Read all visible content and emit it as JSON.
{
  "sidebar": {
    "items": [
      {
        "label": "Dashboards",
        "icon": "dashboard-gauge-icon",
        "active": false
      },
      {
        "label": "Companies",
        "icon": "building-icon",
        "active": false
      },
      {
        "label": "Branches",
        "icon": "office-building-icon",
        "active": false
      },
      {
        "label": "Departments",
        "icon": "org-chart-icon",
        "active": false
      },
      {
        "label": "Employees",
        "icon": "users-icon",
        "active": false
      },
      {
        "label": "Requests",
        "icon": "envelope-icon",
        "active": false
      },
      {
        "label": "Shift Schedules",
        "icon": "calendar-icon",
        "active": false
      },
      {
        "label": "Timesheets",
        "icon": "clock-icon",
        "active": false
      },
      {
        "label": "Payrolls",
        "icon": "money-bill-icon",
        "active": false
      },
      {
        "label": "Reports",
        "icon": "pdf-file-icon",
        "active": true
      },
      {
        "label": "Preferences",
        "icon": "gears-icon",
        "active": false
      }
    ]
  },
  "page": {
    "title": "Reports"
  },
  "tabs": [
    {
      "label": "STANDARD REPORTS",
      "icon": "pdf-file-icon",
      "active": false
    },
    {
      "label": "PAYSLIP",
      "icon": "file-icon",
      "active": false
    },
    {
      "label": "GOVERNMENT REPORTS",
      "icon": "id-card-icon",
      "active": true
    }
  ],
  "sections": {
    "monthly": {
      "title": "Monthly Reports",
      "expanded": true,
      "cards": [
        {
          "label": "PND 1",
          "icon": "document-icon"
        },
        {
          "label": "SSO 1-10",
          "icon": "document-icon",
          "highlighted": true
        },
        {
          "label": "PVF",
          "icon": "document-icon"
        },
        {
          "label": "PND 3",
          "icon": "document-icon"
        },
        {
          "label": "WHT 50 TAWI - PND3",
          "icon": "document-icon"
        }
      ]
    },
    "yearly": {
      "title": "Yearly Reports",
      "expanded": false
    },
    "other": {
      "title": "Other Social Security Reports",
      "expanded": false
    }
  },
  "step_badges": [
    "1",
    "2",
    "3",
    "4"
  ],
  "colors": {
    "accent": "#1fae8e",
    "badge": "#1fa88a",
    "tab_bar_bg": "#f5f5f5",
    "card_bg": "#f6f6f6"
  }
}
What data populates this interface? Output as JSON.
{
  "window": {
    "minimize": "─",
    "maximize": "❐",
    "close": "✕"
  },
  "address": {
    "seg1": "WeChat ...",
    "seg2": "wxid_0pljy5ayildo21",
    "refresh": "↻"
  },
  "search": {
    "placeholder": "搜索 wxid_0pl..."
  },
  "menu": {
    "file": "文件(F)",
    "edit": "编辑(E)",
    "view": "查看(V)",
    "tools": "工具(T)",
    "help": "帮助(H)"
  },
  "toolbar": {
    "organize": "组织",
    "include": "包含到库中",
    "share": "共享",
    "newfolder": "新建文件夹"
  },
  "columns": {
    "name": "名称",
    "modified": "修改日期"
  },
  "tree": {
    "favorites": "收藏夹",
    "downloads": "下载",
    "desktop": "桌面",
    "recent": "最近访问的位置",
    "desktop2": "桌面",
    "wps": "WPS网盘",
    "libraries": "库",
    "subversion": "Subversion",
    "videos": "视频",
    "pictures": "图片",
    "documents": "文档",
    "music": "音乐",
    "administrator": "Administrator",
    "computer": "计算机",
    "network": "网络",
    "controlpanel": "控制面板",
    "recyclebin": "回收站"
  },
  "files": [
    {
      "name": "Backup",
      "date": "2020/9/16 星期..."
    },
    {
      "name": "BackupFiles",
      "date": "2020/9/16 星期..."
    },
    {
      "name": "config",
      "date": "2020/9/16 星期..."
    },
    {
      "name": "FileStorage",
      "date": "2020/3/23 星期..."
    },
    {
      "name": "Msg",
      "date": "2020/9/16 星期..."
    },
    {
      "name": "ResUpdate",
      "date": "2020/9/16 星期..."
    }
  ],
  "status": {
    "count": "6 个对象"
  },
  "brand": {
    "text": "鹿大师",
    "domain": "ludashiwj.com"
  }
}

+===+

### Requirement
Quote the data in full, keeping each word unchanged.

### Result of this exercise
Read all visible content and emit it as JSON.
{
  "sidebar": {
    "items": [
      {
        "label": "Dashboards",
        "icon": "dashboard-gauge-icon",
        "active": false
      },
      {
        "label": "Companies",
        "icon": "building-icon",
        "active": false
      },
      {
        "label": "Branches",
        "icon": "office-building-icon",
        "active": false
      },
      {
        "label": "Departments",
        "icon": "org-chart-icon",
        "active": false
      },
      {
        "label": "Employees",
        "icon": "users-icon",
        "active": false
      },
      {
        "label": "Requests",
        "icon": "envelope-icon",
        "active": false
      },
      {
        "label": "Shift Schedules",
        "icon": "calendar-icon",
        "active": false
      },
      {
        "label": "Timesheets",
        "icon": "clock-icon",
        "active": false
      },
      {
        "label": "Payrolls",
        "icon": "money-bill-icon",
        "active": false
      },
      {
        "label": "Reports",
        "icon": "pdf-file-icon",
        "active": true
      },
      {
        "label": "Preferences",
        "icon": "gears-icon",
        "active": false
      }
    ]
  },
  "page": {
    "title": "Reports"
  },
  "tabs": [
    {
      "label": "STANDARD REPORTS",
      "icon": "pdf-file-icon",
      "active": false
    },
    {
      "label": "PAYSLIP",
      "icon": "file-icon",
      "active": false
    },
    {
      "label": "GOVERNMENT REPORTS",
      "icon": "id-card-icon",
      "active": true
    }
  ],
  "sections": {
    "monthly": {
      "title": "Monthly Reports",
      "expanded": true,
      "cards": [
        {
          "label": "PND 1",
          "icon": "document-icon"
        },
        {
          "label": "SSO 1-10",
          "icon": "document-icon",
          "highlighted": true
        },
        {
          "label": "PVF",
          "icon": "document-icon"
        },
        {
          "label": "PND 3",
          "icon": "document-icon"
        },
        {
          "label": "WHT 50 TAWI - PND3",
          "icon": "document-icon"
        }
      ]
    },
    "yearly": {
      "title": "Yearly Reports",
      "expanded": false
    },
    "other": {
      "title": "Other Social Security Reports",
      "expanded": false
    }
  },
  "step_badges": [
    "1",
    "2",
    "3",
    "4"
  ],
  "colors": {
    "accent": "#1fae8e",
    "badge": "#1fa88a",
    "tab_bar_bg": "#f5f5f5",
    "card_bg": "#f6f6f6"
  }
}
What data populates this interface? Output as JSON.
{
  "window": {
    "minimize": "─",
    "maximize": "❐",
    "close": "✕"
  },
  "address": {
    "seg1": "WeChat ...",
    "seg2": "wxid_0pljy5ayildo21",
    "refresh": "↻"
  },
  "search": {
    "placeholder": "搜索 wxid_0pl..."
  },
  "menu": {
    "file": "文件(F)",
    "edit": "编辑(E)",
    "view": "查看(V)",
    "tools": "工具(T)",
    "help": "帮助(H)"
  },
  "toolbar": {
    "organize": "组织",
    "include": "包含到库中",
    "share": "共享",
    "newfolder": "新建文件夹"
  },
  "columns": {
    "name": "名称",
    "modified": "修改日期"
  },
  "tree": {
    "favorites": "收藏夹",
    "downloads": "下载",
    "desktop": "桌面",
    "recent": "最近访问的位置",
    "desktop2": "桌面",
    "wps": "WPS网盘",
    "libraries": "库",
    "subversion": "Subversion",
    "videos": "视频",
    "pictures": "图片",
    "documents": "文档",
    "music": "音乐",
    "administrator": "Administrator",
    "computer": "计算机",
    "network": "网络",
    "controlpanel": "控制面板",
    "recyclebin": "回收站"
  },
  "files": [
    {
      "name": "Backup",
      "date": "2020/9/16 星期..."
    },
    {
      "name": "BackupFiles",
      "date": "2020/9/16 星期..."
    },
    {
      "name": "config",
      "date": "2020/9/16 星期..."
    },
    {
      "name": "FileStorage",
      "date": "2020/3/23 星期..."
    },
    {
      "name": "Msg",
      "date": "2020/9/16 星期..."
    },
    {
      "name": "ResUpdate",
      "date": "2020/9/16 星期..."
    }
  ],
  "status": {
    "count": "6 个对象"
  },
  "brand": {
    "text": "鹿大师",
    "domain": "ludashiwj.com"
  }
}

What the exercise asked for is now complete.